[Aim of the task]
Examine the entries and show every line in which the word "description" is found.

Stored data:
####
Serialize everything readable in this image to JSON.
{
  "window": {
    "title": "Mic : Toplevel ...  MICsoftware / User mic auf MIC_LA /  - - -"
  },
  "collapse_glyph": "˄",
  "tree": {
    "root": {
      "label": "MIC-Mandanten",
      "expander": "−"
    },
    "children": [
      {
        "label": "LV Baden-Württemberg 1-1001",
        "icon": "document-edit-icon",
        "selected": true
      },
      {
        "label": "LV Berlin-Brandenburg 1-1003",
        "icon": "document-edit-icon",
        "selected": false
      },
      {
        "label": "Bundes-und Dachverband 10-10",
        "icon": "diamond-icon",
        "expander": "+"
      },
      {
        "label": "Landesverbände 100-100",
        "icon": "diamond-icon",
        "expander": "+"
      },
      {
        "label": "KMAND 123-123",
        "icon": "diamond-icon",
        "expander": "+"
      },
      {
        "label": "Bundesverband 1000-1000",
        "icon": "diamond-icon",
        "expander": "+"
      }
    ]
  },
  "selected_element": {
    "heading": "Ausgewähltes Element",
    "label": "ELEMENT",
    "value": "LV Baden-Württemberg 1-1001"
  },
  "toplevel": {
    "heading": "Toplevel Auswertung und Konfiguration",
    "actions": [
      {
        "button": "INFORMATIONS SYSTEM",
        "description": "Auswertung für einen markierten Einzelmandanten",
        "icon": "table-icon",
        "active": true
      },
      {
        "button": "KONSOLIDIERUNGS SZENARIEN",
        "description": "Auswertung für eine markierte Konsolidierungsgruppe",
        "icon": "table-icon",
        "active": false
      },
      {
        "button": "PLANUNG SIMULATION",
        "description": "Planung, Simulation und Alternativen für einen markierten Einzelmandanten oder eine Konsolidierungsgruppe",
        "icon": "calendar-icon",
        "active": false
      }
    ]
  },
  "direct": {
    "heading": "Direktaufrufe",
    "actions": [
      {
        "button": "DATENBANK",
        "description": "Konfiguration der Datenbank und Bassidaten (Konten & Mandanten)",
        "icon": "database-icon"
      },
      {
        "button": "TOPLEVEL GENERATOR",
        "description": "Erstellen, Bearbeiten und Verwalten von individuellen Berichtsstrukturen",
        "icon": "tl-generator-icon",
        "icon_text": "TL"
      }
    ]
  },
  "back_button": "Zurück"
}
####
[Solved problem]
        "description": "Auswertung für einen markierten Einzelmandanten",
        "description": "Auswertung für eine markierte Konsolidierungsgruppe",
        "description": "Planung, Simulation und Alternativen für einen markierten Einzelmandanten oder eine Konsolidierungsgruppe",
        "description": "Konfiguration der Datenbank und Bassidaten (Konten & Mandanten)",
        "description": "Erstellen, Bearbeiten und Verwalten von individuellen Berichtsstrukturen",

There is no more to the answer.